---------- Provided records

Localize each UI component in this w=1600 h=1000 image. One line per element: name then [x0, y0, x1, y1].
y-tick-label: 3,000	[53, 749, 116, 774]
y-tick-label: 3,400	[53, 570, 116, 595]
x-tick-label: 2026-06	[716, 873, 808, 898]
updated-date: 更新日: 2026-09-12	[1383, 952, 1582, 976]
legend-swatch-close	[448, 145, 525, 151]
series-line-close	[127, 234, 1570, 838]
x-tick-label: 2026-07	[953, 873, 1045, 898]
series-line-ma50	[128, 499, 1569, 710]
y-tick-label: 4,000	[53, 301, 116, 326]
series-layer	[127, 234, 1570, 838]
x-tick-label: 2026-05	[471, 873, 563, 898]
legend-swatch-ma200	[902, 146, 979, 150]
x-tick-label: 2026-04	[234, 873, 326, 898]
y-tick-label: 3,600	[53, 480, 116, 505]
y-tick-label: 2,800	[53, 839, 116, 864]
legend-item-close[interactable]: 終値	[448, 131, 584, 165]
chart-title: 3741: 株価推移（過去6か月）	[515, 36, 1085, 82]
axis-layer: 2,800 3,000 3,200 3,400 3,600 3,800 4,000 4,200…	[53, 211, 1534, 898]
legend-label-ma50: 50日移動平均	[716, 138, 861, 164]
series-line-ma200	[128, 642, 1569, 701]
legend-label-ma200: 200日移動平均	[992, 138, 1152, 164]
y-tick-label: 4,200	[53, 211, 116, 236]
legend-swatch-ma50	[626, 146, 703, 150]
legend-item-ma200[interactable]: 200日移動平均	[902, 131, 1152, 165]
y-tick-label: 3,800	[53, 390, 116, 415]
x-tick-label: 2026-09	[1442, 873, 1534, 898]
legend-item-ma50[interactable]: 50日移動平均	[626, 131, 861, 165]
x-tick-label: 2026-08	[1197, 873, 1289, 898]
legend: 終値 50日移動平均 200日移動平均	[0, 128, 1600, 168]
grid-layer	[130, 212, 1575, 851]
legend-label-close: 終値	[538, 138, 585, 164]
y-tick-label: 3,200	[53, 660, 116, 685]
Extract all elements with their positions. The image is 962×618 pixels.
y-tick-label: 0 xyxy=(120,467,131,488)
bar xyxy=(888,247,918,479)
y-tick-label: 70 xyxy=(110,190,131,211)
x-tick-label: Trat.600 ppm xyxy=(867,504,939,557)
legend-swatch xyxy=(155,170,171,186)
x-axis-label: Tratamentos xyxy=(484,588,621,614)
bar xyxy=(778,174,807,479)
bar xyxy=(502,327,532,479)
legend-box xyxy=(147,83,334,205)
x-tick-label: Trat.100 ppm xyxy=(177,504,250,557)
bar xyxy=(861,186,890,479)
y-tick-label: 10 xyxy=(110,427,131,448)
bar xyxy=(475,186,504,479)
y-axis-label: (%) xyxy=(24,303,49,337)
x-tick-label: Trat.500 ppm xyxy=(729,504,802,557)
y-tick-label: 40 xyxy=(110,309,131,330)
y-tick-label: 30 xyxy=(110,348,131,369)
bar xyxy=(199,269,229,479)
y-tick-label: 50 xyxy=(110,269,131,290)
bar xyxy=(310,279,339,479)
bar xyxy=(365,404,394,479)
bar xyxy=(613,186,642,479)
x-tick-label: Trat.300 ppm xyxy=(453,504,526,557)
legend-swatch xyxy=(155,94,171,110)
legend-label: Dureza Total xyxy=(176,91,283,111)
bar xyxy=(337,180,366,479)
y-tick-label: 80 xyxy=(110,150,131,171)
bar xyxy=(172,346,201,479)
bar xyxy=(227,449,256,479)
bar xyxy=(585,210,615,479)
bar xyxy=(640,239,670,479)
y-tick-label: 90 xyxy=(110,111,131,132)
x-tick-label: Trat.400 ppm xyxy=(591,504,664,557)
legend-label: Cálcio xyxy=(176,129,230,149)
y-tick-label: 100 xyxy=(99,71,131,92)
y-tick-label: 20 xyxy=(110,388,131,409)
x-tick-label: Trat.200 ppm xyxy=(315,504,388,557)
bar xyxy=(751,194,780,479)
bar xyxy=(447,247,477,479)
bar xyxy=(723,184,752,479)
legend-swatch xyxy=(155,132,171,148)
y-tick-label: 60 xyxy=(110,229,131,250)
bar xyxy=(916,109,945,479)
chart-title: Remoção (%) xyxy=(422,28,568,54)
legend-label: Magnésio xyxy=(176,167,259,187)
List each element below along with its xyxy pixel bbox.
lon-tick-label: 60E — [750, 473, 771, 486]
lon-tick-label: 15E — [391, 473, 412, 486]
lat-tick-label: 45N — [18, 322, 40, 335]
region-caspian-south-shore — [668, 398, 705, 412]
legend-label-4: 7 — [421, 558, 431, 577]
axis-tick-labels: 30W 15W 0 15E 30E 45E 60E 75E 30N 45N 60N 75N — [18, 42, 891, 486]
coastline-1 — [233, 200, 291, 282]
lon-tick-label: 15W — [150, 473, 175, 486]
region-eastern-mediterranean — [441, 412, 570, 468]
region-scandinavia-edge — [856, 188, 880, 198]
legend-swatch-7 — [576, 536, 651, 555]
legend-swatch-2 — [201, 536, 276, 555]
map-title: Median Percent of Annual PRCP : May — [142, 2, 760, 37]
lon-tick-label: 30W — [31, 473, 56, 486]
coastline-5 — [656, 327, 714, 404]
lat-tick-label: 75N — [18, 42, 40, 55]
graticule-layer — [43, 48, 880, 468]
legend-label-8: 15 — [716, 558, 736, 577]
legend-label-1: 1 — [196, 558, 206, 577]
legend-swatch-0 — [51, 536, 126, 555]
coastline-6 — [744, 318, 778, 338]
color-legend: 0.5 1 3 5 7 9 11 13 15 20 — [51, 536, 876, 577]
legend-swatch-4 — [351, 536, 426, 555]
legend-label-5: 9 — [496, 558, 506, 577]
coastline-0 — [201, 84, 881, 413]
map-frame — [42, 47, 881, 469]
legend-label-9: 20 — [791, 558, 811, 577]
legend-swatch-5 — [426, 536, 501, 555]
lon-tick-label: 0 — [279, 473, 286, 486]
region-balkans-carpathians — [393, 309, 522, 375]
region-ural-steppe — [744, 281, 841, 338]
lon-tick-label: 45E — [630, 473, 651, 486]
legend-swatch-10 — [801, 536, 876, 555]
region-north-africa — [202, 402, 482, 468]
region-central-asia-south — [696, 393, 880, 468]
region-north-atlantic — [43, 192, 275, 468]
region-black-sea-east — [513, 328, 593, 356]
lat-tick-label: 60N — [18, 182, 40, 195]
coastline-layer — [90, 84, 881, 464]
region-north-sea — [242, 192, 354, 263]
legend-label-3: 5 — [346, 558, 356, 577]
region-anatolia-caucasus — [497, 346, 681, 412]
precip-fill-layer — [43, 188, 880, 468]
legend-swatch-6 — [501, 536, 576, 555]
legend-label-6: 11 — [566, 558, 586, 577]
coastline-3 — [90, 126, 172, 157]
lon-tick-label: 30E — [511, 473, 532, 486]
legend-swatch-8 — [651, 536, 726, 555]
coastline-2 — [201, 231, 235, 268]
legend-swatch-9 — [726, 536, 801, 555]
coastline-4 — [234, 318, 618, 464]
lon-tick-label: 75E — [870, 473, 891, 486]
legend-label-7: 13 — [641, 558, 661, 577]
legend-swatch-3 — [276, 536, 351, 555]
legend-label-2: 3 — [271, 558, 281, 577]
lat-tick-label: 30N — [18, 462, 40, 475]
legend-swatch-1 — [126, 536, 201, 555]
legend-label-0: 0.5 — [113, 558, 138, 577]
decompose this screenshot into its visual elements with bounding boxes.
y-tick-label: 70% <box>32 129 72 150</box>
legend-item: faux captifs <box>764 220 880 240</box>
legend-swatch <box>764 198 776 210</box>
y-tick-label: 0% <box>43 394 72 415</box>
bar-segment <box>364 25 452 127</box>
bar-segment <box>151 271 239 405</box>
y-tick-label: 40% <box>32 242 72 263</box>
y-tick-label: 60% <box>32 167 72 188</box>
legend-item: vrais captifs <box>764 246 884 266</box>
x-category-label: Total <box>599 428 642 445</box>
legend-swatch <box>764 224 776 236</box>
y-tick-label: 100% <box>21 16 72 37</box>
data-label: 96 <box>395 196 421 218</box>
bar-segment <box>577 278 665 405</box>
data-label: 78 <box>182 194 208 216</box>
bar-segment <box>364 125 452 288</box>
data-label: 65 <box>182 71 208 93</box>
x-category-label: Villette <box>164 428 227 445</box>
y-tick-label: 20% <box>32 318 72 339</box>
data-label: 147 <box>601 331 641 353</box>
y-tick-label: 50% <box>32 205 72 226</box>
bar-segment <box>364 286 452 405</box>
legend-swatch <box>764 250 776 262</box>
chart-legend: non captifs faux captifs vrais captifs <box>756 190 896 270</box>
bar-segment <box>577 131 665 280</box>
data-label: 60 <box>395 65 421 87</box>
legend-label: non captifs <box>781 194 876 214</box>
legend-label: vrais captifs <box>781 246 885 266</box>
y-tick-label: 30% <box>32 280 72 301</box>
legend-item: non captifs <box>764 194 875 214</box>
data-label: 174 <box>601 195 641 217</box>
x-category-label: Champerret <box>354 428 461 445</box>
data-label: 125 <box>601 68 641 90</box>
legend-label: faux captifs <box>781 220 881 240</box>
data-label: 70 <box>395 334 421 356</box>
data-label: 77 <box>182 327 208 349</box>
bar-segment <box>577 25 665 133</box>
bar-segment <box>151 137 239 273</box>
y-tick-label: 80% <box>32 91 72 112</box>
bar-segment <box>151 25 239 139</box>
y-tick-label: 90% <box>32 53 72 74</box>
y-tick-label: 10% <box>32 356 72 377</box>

--------------------

- [Requirements]
Copy out the material word for word, starting at its first line and ending with the line that contains "138, 1152, 164]".

- [Reply to the task]
Localize each UI component in this w=1600 h=1000 image. One line per element: name then [x0, y0, x1, y1].
y-tick-label: 3,000	[53, 749, 116, 774]
y-tick-label: 3,400	[53, 570, 116, 595]
x-tick-label: 2026-06	[716, 873, 808, 898]
updated-date: 更新日: 2026-09-12	[1383, 952, 1582, 976]
legend-swatch-close	[448, 145, 525, 151]
series-line-close	[127, 234, 1570, 838]
x-tick-label: 2026-07	[953, 873, 1045, 898]
series-line-ma50	[128, 499, 1569, 710]
y-tick-label: 4,000	[53, 301, 116, 326]
series-layer	[127, 234, 1570, 838]
x-tick-label: 2026-05	[471, 873, 563, 898]
legend-swatch-ma200	[902, 146, 979, 150]
x-tick-label: 2026-04	[234, 873, 326, 898]
y-tick-label: 3,600	[53, 480, 116, 505]
y-tick-label: 2,800	[53, 839, 116, 864]
legend-item-close[interactable]: 終値	[448, 131, 584, 165]
chart-title: 3741: 株価推移（過去6か月）	[515, 36, 1085, 82]
axis-layer: 2,800 3,000 3,200 3,400 3,600 3,800 4,000 4,200…	[53, 211, 1534, 898]
legend-label-ma50: 50日移動平均	[716, 138, 861, 164]
series-line-ma200	[128, 642, 1569, 701]
legend-label-ma200: 200日移動平均	[992, 138, 1152, 164]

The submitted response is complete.